— BEGIN RECORDS TO PROCESS —
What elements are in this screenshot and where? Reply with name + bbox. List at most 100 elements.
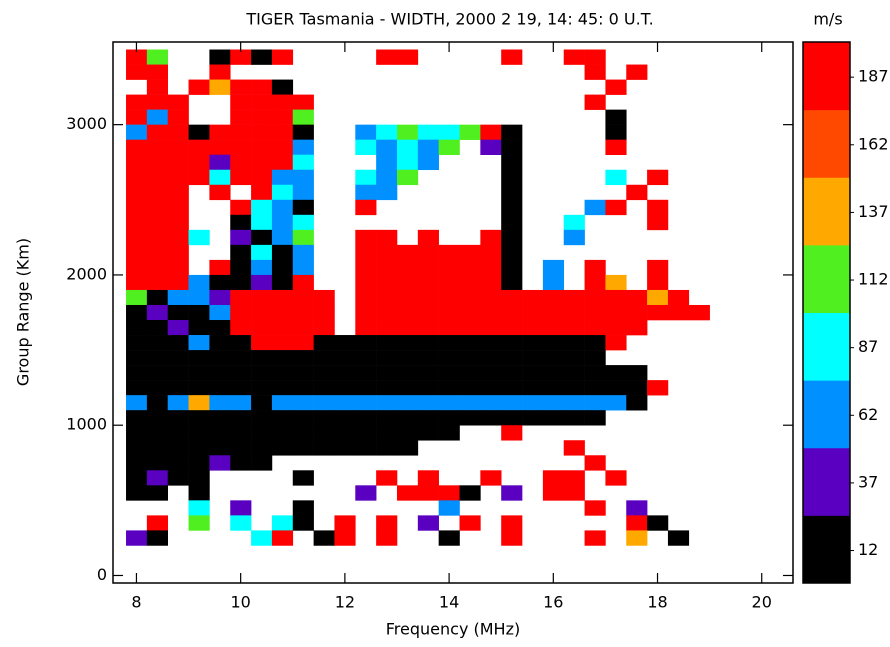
heatmap-cell bbox=[647, 289, 669, 306]
heatmap-cell bbox=[251, 244, 273, 261]
heatmap-cell bbox=[230, 229, 252, 246]
heatmap-cell bbox=[667, 530, 690, 546]
heatmap-cell bbox=[438, 244, 460, 261]
heatmap-cell bbox=[167, 169, 189, 186]
heatmap-cell bbox=[146, 485, 169, 501]
heatmap-cell bbox=[251, 274, 273, 291]
heatmap-cell bbox=[146, 410, 169, 426]
heatmap-cell bbox=[605, 304, 627, 321]
colorbar-tick-label: 37 bbox=[858, 472, 878, 491]
heatmap-cell bbox=[480, 229, 502, 246]
heatmap-cell bbox=[522, 380, 544, 396]
heatmap-cell bbox=[396, 350, 419, 366]
heatmap-cell bbox=[334, 335, 356, 351]
heatmap-cell bbox=[313, 335, 335, 351]
heatmap-cell bbox=[209, 380, 231, 396]
heatmap-cell bbox=[542, 380, 565, 396]
heatmap-cell bbox=[459, 304, 481, 321]
heatmap-cell bbox=[230, 380, 252, 396]
heatmap-cell bbox=[126, 455, 148, 471]
heatmap-cell bbox=[355, 274, 377, 291]
colorbar-band bbox=[803, 447, 850, 516]
heatmap-cell bbox=[584, 274, 606, 291]
heatmap-cell bbox=[584, 530, 606, 546]
heatmap-cell bbox=[522, 289, 544, 306]
heatmap-cell bbox=[251, 350, 273, 366]
heatmap-cell bbox=[626, 365, 648, 381]
heatmap-cell bbox=[146, 64, 169, 80]
heatmap-cell bbox=[271, 244, 294, 261]
chart-title: TIGER Tasmania - WIDTH, 2000 2 19, 14: 4… bbox=[245, 10, 653, 29]
heatmap-cell bbox=[271, 274, 294, 291]
heatmap-cell bbox=[292, 184, 314, 201]
colorbar-tick-label: 162 bbox=[858, 134, 889, 153]
heatmap-cell bbox=[230, 124, 252, 140]
heatmap-cell bbox=[647, 380, 669, 396]
heatmap-cell bbox=[271, 440, 294, 456]
heatmap-cell bbox=[605, 320, 627, 336]
heatmap-cell bbox=[459, 320, 481, 336]
heatmap-cell bbox=[209, 410, 231, 426]
heatmap-cell bbox=[209, 320, 231, 336]
heatmap-cell bbox=[230, 169, 252, 186]
heatmap-cell bbox=[251, 395, 273, 411]
heatmap-cell bbox=[376, 139, 398, 156]
heatmap-cell bbox=[271, 139, 294, 156]
heatmap-cell bbox=[376, 440, 398, 456]
heatmap-cell bbox=[292, 124, 314, 140]
heatmap-cell bbox=[563, 380, 585, 396]
colorbar-band bbox=[803, 177, 850, 246]
heatmap-cell bbox=[480, 365, 502, 381]
heatmap-cell bbox=[584, 365, 606, 381]
heatmap-cell bbox=[584, 335, 606, 351]
heatmap-cell bbox=[417, 320, 439, 336]
heatmap-cell bbox=[376, 425, 398, 441]
heatmap-cell bbox=[584, 94, 606, 110]
heatmap-cell bbox=[188, 425, 210, 441]
heatmap-cell bbox=[126, 214, 148, 231]
heatmap-cell bbox=[626, 515, 648, 531]
heatmap-cell bbox=[126, 139, 148, 156]
heatmap-cell bbox=[167, 410, 189, 426]
heatmap-cell bbox=[209, 49, 231, 65]
heatmap-cell bbox=[480, 350, 502, 366]
heatmap-cell bbox=[438, 259, 460, 276]
heatmap-cell bbox=[563, 365, 585, 381]
heatmap-cell bbox=[167, 365, 189, 381]
heatmap-cell bbox=[188, 455, 210, 471]
heatmap-cell bbox=[209, 425, 231, 441]
heatmap-cell bbox=[563, 304, 585, 321]
heatmap-cell bbox=[542, 259, 565, 276]
heatmap-cell bbox=[271, 320, 294, 336]
heatmap-cell bbox=[396, 335, 419, 351]
heatmap-cell bbox=[355, 485, 377, 501]
heatmap-cell bbox=[459, 244, 481, 261]
heatmap-cell bbox=[376, 515, 398, 531]
heatmap-cell bbox=[167, 395, 189, 411]
heatmap-cell bbox=[542, 470, 565, 486]
heatmap-cell bbox=[501, 350, 523, 366]
heatmap-cell bbox=[480, 470, 502, 486]
heatmap-cell bbox=[251, 199, 273, 216]
heatmap-cell bbox=[501, 184, 523, 201]
heatmap-cell bbox=[230, 49, 252, 65]
heatmap-cell bbox=[292, 139, 314, 156]
colorbar-title: m/s bbox=[813, 10, 842, 29]
heatmap-cell bbox=[542, 289, 565, 306]
heatmap-cell bbox=[480, 335, 502, 351]
heatmap-cell bbox=[146, 455, 169, 471]
heatmap-cell bbox=[438, 365, 460, 381]
heatmap-cell bbox=[146, 515, 169, 531]
heatmap-cell bbox=[292, 410, 314, 426]
heatmap-cell bbox=[438, 425, 460, 441]
heatmap-cell bbox=[376, 530, 398, 546]
heatmap-cell bbox=[167, 214, 189, 231]
heatmap-cells bbox=[126, 49, 710, 546]
heatmap-cell bbox=[251, 335, 273, 351]
heatmap-cell bbox=[230, 500, 252, 516]
heatmap-cell bbox=[376, 335, 398, 351]
heatmap-cell bbox=[480, 320, 502, 336]
heatmap-cell bbox=[188, 485, 210, 501]
heatmap-cell bbox=[355, 139, 377, 156]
— END RECORDS TO PROCESS —
# THE PROBLEM
Can you reproduce all of the rows above verbatim, leaving out the pictures?

# ANSWER TO THIS TASK
What elements are in this screenshot and where? Reply with name + bbox. List at most 100 elements.
heatmap-cell bbox=[647, 289, 669, 306]
heatmap-cell bbox=[251, 244, 273, 261]
heatmap-cell bbox=[230, 229, 252, 246]
heatmap-cell bbox=[667, 530, 690, 546]
heatmap-cell bbox=[438, 244, 460, 261]
heatmap-cell bbox=[167, 169, 189, 186]
heatmap-cell bbox=[146, 485, 169, 501]
heatmap-cell bbox=[251, 274, 273, 291]
heatmap-cell bbox=[146, 410, 169, 426]
heatmap-cell bbox=[605, 304, 627, 321]
colorbar-tick-label: 37 bbox=[858, 472, 878, 491]
heatmap-cell bbox=[480, 229, 502, 246]
heatmap-cell bbox=[522, 380, 544, 396]
heatmap-cell bbox=[396, 350, 419, 366]
heatmap-cell bbox=[334, 335, 356, 351]
heatmap-cell bbox=[313, 335, 335, 351]
heatmap-cell bbox=[209, 380, 231, 396]
heatmap-cell bbox=[542, 380, 565, 396]
heatmap-cell bbox=[459, 304, 481, 321]
heatmap-cell bbox=[230, 380, 252, 396]
heatmap-cell bbox=[126, 455, 148, 471]
heatmap-cell bbox=[355, 274, 377, 291]
colorbar-band bbox=[803, 447, 850, 516]
heatmap-cell bbox=[584, 274, 606, 291]
heatmap-cell bbox=[584, 530, 606, 546]
heatmap-cell bbox=[522, 289, 544, 306]
heatmap-cell bbox=[251, 350, 273, 366]
heatmap-cell bbox=[626, 365, 648, 381]
heatmap-cell bbox=[146, 64, 169, 80]
heatmap-cell bbox=[271, 244, 294, 261]
chart-title: TIGER Tasmania - WIDTH, 2000 2 19, 14: 4… bbox=[245, 10, 653, 29]
heatmap-cell bbox=[271, 274, 294, 291]
heatmap-cell bbox=[292, 184, 314, 201]
colorbar-tick-label: 162 bbox=[858, 134, 889, 153]
heatmap-cell bbox=[230, 124, 252, 140]
heatmap-cell bbox=[647, 380, 669, 396]
heatmap-cell bbox=[271, 440, 294, 456]
heatmap-cell bbox=[605, 320, 627, 336]
heatmap-cell bbox=[459, 320, 481, 336]
heatmap-cell bbox=[209, 410, 231, 426]
heatmap-cell bbox=[209, 320, 231, 336]
heatmap-cell bbox=[230, 169, 252, 186]
heatmap-cell bbox=[251, 395, 273, 411]
heatmap-cell bbox=[376, 139, 398, 156]
heatmap-cell bbox=[271, 139, 294, 156]
heatmap-cell bbox=[376, 440, 398, 456]
heatmap-cell bbox=[292, 124, 314, 140]
heatmap-cell bbox=[563, 380, 585, 396]
colorbar-band bbox=[803, 177, 850, 246]
heatmap-cell bbox=[480, 365, 502, 381]
heatmap-cell bbox=[584, 365, 606, 381]
heatmap-cell bbox=[584, 335, 606, 351]
heatmap-cell bbox=[417, 320, 439, 336]
heatmap-cell bbox=[376, 425, 398, 441]
heatmap-cell bbox=[584, 94, 606, 110]
heatmap-cell bbox=[188, 425, 210, 441]
heatmap-cell bbox=[126, 214, 148, 231]
heatmap-cell bbox=[626, 515, 648, 531]
heatmap-cell bbox=[126, 139, 148, 156]
heatmap-cell bbox=[167, 410, 189, 426]
heatmap-cell bbox=[209, 49, 231, 65]
heatmap-cell bbox=[480, 350, 502, 366]
heatmap-cell bbox=[438, 259, 460, 276]
heatmap-cell bbox=[563, 365, 585, 381]
heatmap-cell bbox=[167, 365, 189, 381]
heatmap-cell bbox=[188, 455, 210, 471]
heatmap-cell bbox=[209, 425, 231, 441]
heatmap-cell bbox=[563, 304, 585, 321]
heatmap-cell bbox=[542, 259, 565, 276]
heatmap-cell bbox=[271, 320, 294, 336]
heatmap-cell bbox=[396, 335, 419, 351]
heatmap-cell bbox=[355, 485, 377, 501]
heatmap-cell bbox=[459, 244, 481, 261]
heatmap-cell bbox=[376, 515, 398, 531]
heatmap-cell bbox=[167, 395, 189, 411]
heatmap-cell bbox=[542, 470, 565, 486]
heatmap-cell bbox=[501, 350, 523, 366]
heatmap-cell bbox=[480, 470, 502, 486]
heatmap-cell bbox=[251, 199, 273, 216]
heatmap-cell bbox=[501, 184, 523, 201]
heatmap-cell bbox=[230, 49, 252, 65]
heatmap-cell bbox=[292, 139, 314, 156]
colorbar-title: m/s bbox=[813, 10, 842, 29]
heatmap-cell bbox=[542, 289, 565, 306]
heatmap-cell bbox=[480, 335, 502, 351]
heatmap-cell bbox=[146, 455, 169, 471]
heatmap-cell bbox=[438, 365, 460, 381]
heatmap-cell bbox=[146, 515, 169, 531]
heatmap-cell bbox=[292, 410, 314, 426]
heatmap-cell bbox=[438, 425, 460, 441]
heatmap-cell bbox=[376, 530, 398, 546]
heatmap-cell bbox=[167, 214, 189, 231]
heatmap-cells bbox=[126, 49, 710, 546]
heatmap-cell bbox=[251, 335, 273, 351]
heatmap-cell bbox=[230, 500, 252, 516]
heatmap-cell bbox=[376, 335, 398, 351]
heatmap-cell bbox=[480, 320, 502, 336]
heatmap-cell bbox=[188, 485, 210, 501]
heatmap-cell bbox=[355, 139, 377, 156]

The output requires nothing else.